Source data.
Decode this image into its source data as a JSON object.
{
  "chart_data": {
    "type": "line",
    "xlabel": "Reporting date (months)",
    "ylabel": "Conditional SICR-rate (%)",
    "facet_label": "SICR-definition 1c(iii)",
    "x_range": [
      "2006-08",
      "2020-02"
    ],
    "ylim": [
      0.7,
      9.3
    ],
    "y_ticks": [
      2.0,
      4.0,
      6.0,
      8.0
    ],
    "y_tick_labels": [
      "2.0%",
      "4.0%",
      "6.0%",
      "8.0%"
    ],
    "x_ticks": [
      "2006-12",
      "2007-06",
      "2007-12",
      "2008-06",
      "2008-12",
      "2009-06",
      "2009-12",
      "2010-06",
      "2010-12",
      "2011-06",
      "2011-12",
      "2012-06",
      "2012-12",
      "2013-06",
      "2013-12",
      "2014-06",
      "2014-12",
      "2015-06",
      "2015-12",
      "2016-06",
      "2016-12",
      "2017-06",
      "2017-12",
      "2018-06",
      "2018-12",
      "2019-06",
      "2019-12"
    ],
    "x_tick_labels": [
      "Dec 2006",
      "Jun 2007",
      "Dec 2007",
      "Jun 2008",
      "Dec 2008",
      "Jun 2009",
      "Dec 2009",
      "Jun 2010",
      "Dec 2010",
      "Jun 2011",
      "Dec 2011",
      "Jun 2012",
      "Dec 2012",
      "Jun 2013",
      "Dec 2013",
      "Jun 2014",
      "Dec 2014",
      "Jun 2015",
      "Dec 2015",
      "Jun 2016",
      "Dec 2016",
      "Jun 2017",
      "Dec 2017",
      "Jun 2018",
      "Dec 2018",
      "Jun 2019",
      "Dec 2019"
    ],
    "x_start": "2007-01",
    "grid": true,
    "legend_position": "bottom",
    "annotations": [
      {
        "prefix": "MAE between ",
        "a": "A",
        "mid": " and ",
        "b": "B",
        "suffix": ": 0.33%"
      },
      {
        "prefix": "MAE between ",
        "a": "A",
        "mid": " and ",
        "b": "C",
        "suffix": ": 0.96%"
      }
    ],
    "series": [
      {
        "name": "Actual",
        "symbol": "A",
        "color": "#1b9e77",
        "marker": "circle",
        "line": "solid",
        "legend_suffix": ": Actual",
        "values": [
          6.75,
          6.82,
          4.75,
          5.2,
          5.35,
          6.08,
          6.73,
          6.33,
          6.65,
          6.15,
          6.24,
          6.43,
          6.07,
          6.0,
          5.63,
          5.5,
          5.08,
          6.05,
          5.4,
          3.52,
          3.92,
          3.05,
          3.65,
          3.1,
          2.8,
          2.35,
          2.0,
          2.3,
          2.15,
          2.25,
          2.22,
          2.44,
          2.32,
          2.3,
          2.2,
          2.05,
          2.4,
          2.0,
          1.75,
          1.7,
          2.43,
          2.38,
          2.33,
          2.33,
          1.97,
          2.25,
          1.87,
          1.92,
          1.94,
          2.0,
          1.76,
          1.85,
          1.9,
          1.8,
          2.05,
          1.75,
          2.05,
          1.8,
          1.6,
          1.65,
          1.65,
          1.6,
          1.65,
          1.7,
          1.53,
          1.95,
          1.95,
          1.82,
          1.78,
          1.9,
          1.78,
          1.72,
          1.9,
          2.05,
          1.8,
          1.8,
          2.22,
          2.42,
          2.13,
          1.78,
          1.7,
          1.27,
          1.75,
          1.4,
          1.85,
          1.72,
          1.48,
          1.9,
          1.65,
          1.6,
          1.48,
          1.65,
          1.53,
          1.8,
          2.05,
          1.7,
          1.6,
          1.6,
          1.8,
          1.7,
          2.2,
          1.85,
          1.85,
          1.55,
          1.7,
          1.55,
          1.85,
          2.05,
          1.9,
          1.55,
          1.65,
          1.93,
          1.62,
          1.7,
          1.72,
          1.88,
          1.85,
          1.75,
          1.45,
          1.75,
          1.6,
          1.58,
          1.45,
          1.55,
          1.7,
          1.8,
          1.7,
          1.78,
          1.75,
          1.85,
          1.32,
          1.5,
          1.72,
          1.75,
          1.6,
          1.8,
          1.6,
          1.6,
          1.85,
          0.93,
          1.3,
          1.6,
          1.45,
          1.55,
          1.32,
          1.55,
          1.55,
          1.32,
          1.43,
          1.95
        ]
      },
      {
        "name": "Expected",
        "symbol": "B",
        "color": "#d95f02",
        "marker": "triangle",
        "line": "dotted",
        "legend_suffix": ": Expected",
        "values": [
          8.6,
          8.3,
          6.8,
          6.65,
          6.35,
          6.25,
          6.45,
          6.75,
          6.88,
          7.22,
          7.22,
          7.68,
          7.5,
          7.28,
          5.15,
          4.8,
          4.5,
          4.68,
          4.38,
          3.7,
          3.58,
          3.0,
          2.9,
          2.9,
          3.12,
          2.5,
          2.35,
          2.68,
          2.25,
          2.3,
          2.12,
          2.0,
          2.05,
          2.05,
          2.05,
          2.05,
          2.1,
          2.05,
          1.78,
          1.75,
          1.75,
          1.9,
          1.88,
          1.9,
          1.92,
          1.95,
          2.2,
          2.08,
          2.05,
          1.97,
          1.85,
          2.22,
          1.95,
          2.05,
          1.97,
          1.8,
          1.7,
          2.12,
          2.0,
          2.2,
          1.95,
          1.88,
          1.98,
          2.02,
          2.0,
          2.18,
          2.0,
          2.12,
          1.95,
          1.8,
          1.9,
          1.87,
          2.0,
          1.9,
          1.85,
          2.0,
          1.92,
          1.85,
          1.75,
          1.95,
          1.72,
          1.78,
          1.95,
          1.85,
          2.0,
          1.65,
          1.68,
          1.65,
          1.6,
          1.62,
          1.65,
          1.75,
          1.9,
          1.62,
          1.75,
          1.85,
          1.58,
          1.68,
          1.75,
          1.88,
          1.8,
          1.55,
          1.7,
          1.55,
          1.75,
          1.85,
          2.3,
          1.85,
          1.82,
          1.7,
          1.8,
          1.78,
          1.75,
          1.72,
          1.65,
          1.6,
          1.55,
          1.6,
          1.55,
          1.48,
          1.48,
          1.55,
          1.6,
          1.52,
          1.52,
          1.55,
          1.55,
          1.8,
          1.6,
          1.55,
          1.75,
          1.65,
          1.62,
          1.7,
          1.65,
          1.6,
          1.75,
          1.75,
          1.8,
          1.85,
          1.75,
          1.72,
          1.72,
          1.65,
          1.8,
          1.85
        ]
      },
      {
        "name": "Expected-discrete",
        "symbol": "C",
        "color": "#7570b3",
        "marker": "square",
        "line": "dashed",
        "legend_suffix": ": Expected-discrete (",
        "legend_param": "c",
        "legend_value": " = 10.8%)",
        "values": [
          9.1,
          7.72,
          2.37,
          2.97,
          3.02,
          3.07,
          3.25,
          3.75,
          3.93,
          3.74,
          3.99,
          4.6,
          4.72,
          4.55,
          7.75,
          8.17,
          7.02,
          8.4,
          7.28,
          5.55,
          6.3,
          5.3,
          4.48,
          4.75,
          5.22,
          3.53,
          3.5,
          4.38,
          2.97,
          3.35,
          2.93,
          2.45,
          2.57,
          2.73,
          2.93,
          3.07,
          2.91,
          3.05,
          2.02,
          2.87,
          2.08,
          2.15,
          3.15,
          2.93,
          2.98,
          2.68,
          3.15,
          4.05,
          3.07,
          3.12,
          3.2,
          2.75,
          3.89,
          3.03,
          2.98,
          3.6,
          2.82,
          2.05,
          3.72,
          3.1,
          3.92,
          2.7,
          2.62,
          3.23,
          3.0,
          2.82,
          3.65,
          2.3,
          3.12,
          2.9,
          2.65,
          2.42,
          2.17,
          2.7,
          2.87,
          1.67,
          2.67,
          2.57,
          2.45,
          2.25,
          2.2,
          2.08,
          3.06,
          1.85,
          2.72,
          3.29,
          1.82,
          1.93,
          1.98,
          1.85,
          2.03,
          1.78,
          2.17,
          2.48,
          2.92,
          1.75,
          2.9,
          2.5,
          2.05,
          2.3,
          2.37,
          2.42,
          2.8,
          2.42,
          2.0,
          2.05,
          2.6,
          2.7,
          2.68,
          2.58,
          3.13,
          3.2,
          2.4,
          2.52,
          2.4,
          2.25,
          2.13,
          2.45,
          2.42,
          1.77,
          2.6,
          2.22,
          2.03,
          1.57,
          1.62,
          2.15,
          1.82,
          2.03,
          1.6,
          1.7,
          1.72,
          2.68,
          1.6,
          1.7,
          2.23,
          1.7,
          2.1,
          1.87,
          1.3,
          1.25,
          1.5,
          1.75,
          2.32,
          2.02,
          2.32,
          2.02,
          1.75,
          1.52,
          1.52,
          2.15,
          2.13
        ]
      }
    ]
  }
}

Written request.
Gather and copy every line of the data in which the string "name" is found.

Task output.
        "name": "Actual",
        "name": "Expected",
        "name": "Expected-discrete",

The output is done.